begin Exercise input

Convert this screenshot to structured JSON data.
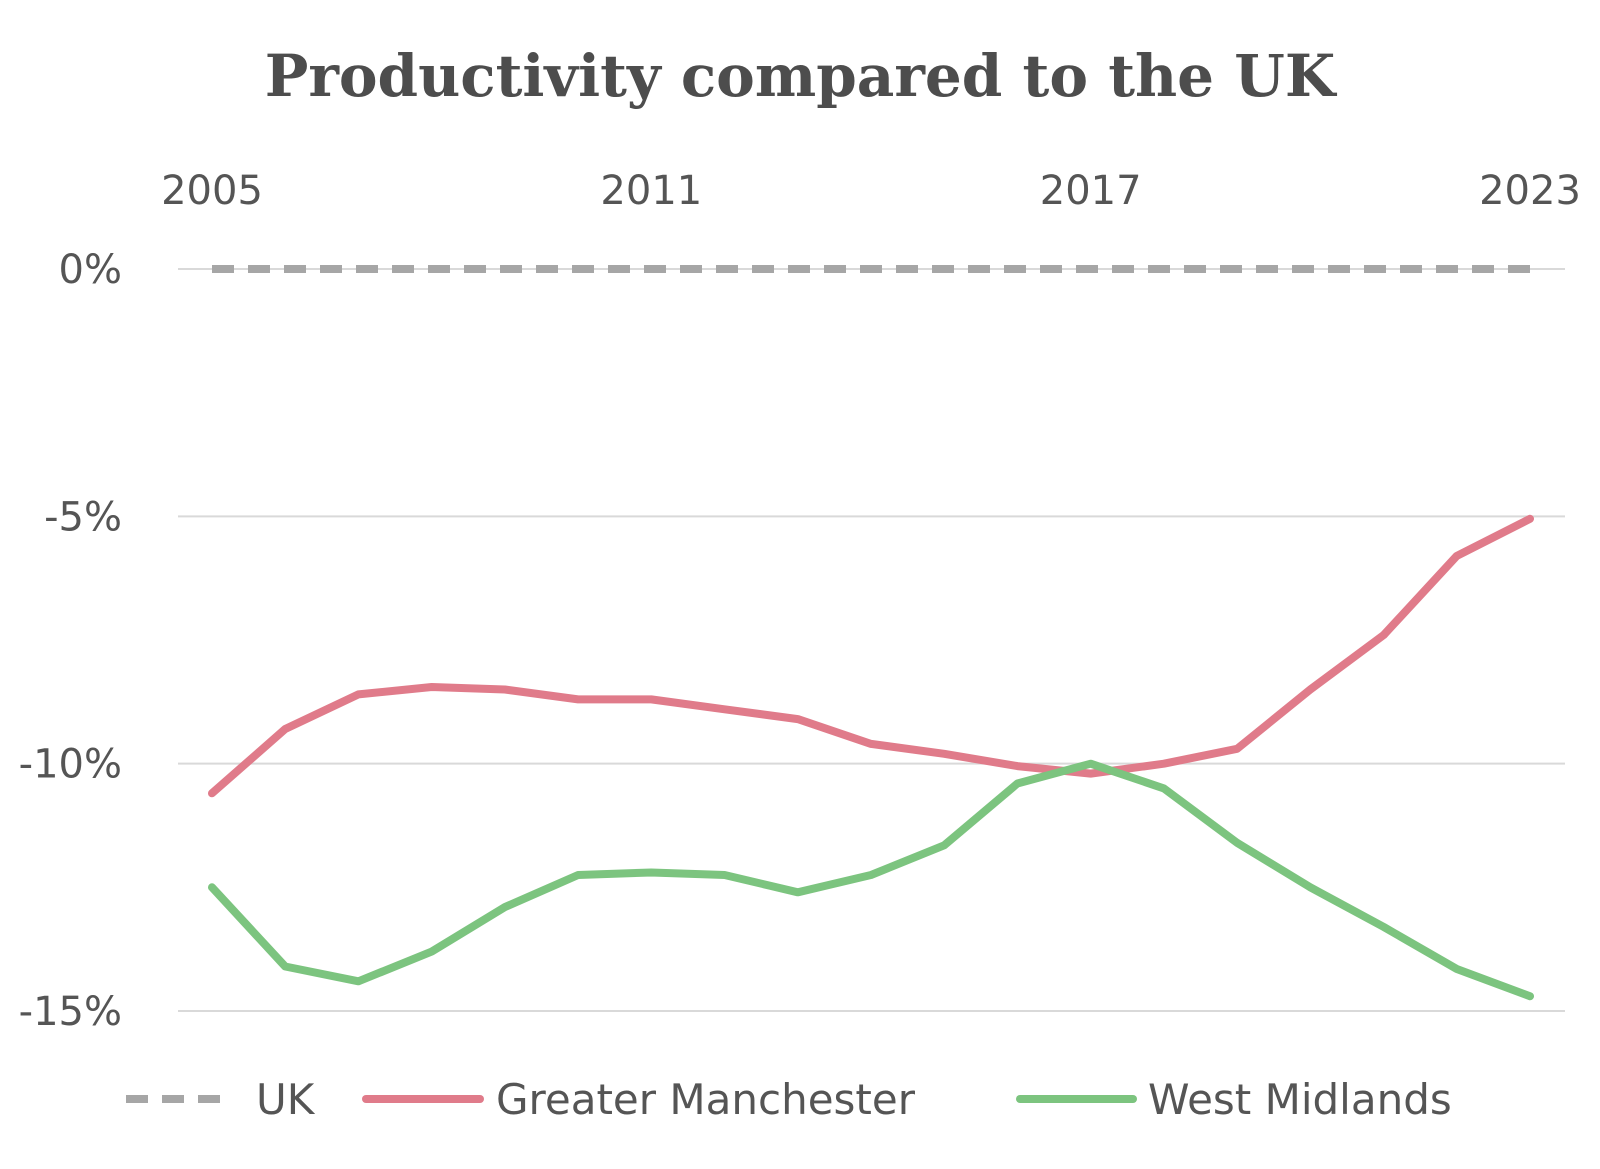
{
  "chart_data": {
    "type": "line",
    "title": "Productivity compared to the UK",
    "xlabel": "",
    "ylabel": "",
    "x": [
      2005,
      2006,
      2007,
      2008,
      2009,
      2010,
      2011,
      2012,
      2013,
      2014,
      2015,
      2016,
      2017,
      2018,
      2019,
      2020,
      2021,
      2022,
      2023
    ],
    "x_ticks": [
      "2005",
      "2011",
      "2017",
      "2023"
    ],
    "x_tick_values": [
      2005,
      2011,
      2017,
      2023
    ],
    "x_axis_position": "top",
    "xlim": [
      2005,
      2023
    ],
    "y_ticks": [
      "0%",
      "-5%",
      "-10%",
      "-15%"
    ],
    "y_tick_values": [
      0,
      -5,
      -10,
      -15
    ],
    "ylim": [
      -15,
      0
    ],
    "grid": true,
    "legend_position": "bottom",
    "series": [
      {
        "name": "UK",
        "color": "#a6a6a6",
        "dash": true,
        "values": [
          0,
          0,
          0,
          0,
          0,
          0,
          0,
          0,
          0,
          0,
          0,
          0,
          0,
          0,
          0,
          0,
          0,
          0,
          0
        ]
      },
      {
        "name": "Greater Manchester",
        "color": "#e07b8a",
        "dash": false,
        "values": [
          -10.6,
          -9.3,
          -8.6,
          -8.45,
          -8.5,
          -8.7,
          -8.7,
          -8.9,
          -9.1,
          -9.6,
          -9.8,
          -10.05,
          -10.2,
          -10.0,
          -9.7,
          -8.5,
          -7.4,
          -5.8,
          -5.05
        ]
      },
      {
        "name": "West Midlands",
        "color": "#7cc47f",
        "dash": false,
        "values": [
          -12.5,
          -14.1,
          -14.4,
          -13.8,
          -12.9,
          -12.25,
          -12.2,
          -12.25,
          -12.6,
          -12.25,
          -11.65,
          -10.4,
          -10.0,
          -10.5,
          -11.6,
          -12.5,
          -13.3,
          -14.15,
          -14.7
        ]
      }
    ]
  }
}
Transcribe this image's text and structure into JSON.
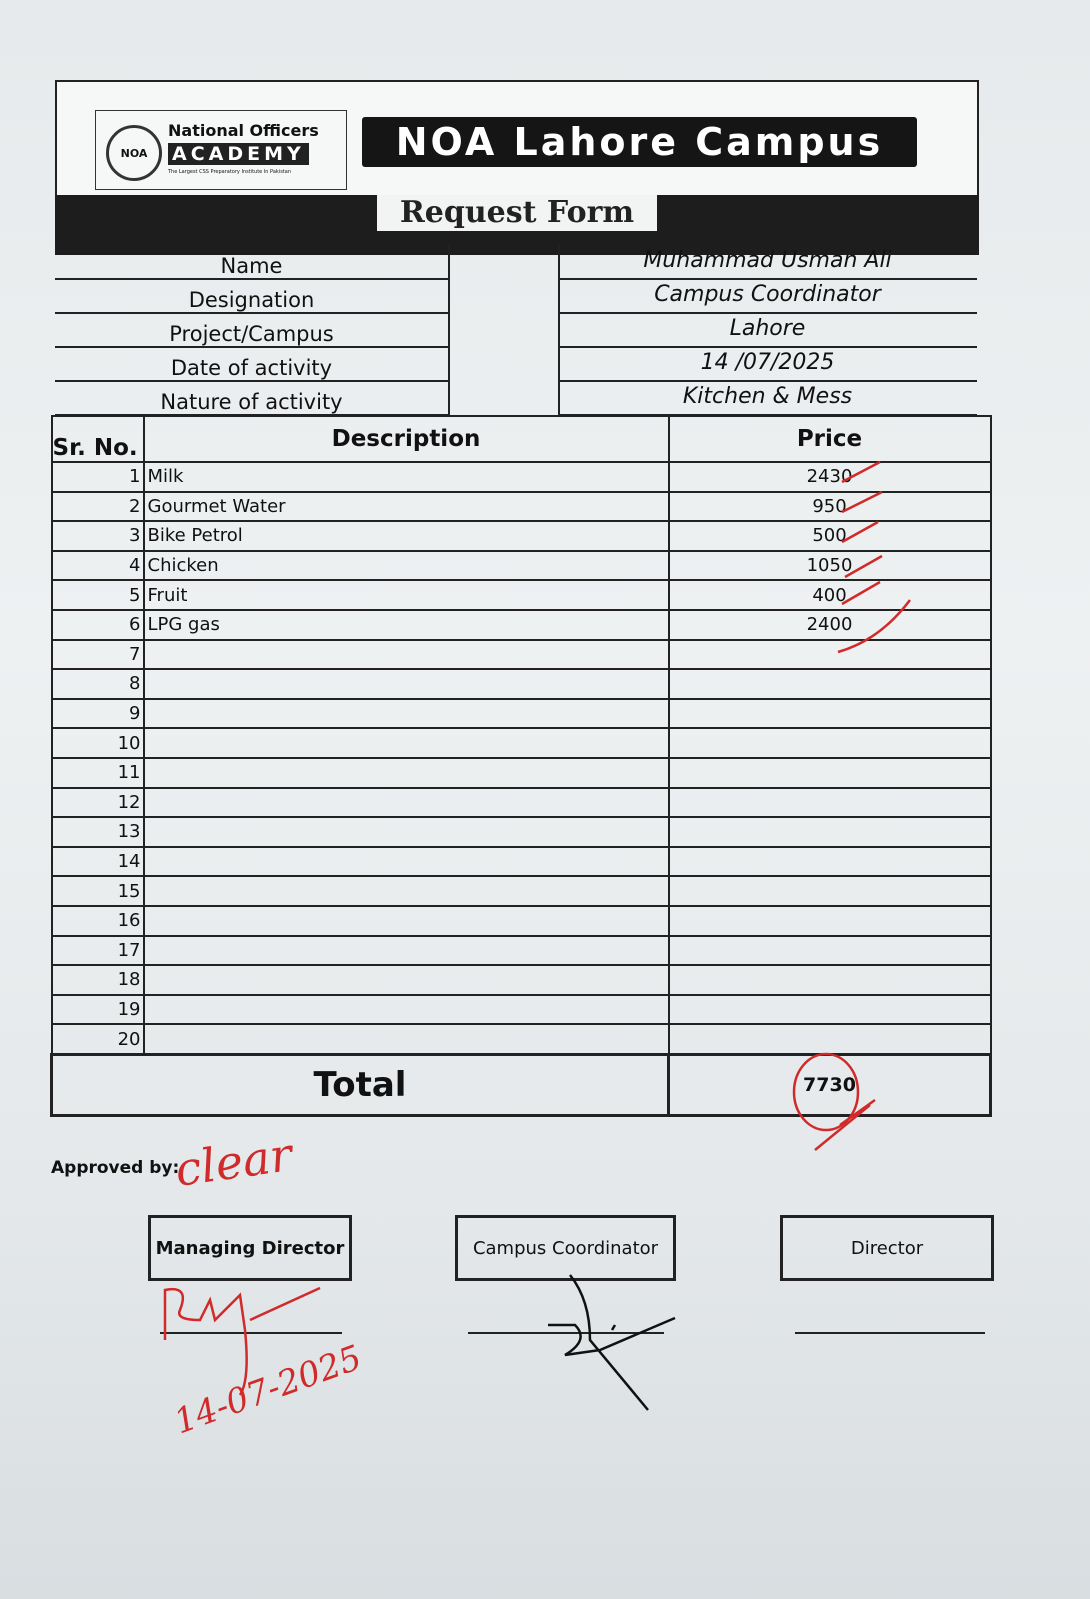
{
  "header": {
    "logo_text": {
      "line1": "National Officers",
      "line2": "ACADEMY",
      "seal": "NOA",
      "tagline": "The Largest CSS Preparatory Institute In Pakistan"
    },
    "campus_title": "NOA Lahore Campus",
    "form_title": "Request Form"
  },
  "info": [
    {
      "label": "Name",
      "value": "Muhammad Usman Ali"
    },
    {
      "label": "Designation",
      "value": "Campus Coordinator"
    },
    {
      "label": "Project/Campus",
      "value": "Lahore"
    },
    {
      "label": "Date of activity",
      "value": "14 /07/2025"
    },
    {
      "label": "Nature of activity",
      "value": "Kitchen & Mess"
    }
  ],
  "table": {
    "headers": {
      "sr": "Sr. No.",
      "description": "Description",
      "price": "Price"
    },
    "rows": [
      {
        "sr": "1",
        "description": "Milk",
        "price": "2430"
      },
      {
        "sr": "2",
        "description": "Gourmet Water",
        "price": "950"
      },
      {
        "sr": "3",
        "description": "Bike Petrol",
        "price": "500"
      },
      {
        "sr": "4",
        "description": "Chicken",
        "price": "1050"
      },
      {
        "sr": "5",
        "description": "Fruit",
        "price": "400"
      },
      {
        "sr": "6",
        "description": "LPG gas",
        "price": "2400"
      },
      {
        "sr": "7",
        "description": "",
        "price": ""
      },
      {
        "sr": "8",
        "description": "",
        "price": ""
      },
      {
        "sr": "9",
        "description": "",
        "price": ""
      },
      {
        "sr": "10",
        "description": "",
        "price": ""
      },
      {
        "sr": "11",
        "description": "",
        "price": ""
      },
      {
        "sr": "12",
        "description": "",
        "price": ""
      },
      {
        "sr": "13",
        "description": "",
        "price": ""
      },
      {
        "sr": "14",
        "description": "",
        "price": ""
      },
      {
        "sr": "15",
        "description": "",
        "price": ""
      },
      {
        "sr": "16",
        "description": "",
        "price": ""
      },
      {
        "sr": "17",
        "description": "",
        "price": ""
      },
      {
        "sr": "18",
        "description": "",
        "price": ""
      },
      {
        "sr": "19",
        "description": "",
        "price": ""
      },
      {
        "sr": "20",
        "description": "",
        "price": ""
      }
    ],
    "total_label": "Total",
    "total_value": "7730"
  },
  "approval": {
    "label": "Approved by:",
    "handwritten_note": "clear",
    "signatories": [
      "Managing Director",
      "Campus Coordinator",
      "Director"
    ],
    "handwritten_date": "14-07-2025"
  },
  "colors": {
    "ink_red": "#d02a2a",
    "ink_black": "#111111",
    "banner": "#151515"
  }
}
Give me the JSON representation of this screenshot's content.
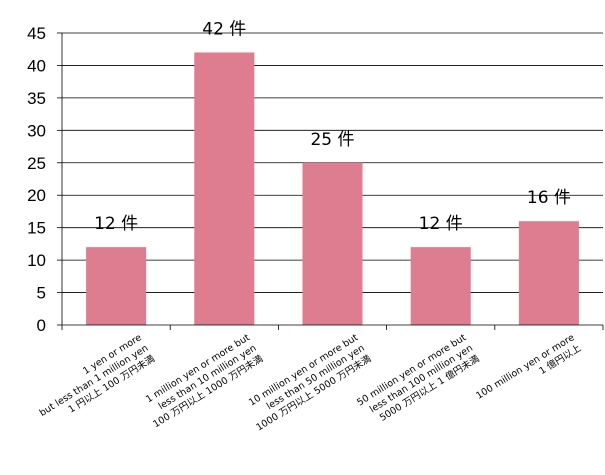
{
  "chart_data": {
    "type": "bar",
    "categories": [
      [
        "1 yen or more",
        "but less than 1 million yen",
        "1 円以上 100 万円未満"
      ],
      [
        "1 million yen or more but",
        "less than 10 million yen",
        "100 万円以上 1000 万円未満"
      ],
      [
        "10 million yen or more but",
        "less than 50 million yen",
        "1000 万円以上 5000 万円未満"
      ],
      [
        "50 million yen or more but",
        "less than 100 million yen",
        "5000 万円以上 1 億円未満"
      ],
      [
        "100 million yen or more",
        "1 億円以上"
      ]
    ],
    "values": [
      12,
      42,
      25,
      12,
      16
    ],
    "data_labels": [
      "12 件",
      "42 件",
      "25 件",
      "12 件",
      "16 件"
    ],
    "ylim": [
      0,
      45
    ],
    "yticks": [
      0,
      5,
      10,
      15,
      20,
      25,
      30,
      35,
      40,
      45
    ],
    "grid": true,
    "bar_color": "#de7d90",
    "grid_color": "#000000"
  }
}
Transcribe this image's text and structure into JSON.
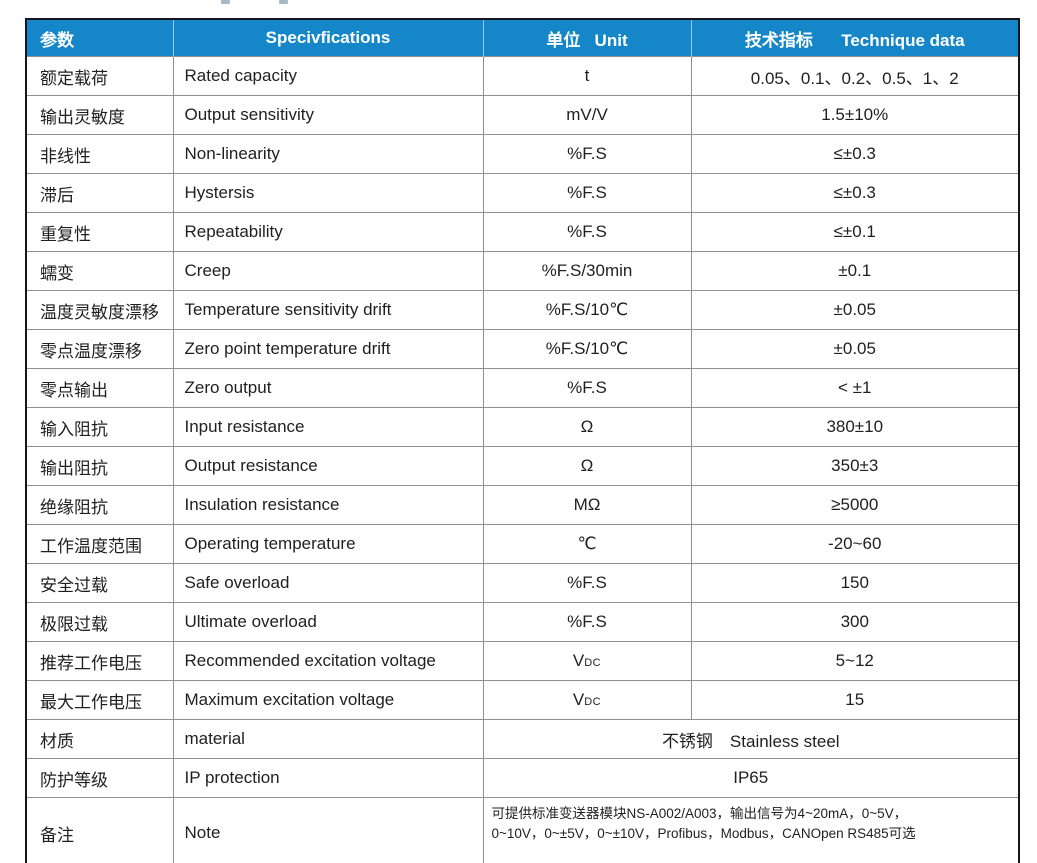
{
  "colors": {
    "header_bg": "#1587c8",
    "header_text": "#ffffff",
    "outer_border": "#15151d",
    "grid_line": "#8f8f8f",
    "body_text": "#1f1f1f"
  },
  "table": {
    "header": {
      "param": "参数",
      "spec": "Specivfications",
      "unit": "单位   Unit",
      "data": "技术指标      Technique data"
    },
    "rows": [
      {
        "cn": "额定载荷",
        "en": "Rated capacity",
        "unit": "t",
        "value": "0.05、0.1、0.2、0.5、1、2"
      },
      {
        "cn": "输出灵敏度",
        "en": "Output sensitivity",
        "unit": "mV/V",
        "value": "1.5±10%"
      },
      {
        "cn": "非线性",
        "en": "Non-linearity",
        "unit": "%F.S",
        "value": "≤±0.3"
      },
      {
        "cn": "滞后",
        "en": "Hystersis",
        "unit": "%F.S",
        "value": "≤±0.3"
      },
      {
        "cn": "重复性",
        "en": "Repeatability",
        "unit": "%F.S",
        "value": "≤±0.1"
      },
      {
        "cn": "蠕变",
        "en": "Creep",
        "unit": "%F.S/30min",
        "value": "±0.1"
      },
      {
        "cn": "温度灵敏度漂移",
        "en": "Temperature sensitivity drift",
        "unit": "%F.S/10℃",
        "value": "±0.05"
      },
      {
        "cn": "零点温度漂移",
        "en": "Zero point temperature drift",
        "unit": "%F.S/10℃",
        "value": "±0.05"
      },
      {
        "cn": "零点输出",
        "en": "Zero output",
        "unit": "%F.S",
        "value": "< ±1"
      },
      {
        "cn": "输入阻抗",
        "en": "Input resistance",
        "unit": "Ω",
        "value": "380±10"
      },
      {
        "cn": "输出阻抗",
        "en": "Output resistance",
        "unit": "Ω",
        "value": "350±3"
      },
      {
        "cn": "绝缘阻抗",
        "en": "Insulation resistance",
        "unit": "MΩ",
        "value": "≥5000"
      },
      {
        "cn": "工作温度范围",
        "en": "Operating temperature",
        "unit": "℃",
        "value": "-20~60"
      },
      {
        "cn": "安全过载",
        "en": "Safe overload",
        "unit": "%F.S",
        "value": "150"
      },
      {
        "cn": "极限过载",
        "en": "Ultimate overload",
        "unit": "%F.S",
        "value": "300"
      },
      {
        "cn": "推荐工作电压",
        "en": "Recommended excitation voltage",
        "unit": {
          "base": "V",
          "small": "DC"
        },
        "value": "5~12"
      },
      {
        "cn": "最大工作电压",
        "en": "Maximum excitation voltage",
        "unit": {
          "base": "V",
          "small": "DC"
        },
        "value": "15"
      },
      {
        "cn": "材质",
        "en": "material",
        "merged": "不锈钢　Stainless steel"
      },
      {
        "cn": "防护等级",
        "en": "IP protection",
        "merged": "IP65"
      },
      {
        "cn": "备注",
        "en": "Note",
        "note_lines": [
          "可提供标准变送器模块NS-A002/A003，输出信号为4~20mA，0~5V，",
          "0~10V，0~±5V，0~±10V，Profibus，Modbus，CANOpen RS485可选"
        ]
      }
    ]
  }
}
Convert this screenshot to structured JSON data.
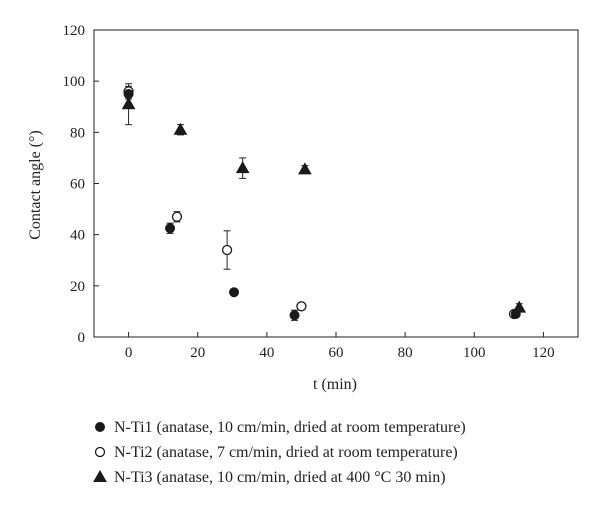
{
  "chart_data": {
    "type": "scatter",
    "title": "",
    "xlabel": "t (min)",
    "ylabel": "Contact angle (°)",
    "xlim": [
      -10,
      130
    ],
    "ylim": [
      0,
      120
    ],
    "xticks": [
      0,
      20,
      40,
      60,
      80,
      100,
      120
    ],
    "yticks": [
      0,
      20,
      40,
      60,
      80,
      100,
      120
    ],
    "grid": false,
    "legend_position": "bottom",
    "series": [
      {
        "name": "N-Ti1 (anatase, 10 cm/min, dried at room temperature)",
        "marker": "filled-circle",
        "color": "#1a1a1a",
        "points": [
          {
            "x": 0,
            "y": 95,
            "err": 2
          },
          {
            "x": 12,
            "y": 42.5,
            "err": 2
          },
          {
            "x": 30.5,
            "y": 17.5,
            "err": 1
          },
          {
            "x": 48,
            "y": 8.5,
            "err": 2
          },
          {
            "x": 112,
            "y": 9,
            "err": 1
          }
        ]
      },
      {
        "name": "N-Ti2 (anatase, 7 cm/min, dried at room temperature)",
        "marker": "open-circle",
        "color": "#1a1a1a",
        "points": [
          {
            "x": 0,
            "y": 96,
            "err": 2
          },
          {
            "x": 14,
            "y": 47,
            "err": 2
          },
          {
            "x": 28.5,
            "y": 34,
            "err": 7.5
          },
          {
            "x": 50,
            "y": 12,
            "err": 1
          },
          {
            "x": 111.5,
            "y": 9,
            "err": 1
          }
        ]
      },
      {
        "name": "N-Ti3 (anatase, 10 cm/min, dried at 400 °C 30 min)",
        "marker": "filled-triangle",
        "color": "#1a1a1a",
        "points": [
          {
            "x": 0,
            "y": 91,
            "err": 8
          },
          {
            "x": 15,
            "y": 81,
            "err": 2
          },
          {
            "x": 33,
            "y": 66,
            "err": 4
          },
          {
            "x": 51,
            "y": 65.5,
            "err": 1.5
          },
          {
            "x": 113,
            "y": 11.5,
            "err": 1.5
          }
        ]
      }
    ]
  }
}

end Exercise input

Find every line in the listing that holds the string "room", then say how many there are as a bare number.

* _Output of the task_
2